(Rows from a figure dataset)
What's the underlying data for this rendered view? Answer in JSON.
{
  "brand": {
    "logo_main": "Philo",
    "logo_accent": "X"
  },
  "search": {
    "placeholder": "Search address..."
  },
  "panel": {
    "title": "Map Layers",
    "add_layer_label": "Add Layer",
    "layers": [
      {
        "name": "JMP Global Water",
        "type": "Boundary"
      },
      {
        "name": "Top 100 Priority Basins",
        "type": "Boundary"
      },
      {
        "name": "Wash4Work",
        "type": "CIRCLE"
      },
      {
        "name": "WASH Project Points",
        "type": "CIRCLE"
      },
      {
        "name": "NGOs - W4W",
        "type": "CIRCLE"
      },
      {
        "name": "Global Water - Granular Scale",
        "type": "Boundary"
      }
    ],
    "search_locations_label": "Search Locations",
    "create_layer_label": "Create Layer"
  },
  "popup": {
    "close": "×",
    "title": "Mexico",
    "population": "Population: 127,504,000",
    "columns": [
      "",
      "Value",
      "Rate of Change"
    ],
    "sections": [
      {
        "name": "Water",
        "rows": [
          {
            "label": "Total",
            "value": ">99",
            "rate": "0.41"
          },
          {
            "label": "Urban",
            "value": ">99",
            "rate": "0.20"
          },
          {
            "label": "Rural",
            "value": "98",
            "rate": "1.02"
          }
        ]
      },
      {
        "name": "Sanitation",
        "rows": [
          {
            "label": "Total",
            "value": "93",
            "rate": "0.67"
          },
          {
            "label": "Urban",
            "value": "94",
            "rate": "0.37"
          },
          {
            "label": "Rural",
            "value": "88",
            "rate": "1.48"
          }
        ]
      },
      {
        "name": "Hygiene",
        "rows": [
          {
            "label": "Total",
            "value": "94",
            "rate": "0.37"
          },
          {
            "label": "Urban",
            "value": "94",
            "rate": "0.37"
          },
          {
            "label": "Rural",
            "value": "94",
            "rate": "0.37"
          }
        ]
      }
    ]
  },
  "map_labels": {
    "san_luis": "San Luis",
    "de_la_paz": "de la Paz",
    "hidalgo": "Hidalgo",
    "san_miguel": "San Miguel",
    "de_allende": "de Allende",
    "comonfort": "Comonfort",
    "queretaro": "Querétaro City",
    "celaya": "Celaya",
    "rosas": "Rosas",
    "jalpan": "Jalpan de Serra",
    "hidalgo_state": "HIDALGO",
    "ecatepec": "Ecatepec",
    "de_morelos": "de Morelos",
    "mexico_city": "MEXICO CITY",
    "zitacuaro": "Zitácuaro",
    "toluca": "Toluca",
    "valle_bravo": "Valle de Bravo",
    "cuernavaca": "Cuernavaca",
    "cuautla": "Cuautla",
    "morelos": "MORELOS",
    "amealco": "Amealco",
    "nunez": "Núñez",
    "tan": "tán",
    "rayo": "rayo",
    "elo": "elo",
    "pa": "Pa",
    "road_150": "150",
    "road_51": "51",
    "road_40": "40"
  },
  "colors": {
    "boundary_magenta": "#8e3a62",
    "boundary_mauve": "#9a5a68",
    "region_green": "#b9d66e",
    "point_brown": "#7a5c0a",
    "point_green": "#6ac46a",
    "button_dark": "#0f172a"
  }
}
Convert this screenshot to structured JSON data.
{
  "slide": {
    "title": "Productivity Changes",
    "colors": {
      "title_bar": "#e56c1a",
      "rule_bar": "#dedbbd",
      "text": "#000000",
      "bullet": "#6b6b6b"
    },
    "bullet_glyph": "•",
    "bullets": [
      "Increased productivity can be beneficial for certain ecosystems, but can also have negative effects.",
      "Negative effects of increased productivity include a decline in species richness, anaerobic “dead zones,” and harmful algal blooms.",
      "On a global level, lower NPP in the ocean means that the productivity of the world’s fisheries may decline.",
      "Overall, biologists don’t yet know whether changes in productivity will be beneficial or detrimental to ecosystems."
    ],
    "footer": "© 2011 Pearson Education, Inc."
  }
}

▶ **GOAL OF THE EXERCISE**
From the entries above, extract each line containing "effects".

▶ **COMPLETE RESPONSE**
      "Increased productivity can be beneficial for certain ecosystems, but can also have negative effects.",
      "Negative effects of increased productivity include a decline in species richness, anaerobic “dead zones,” and harmful algal blooms.",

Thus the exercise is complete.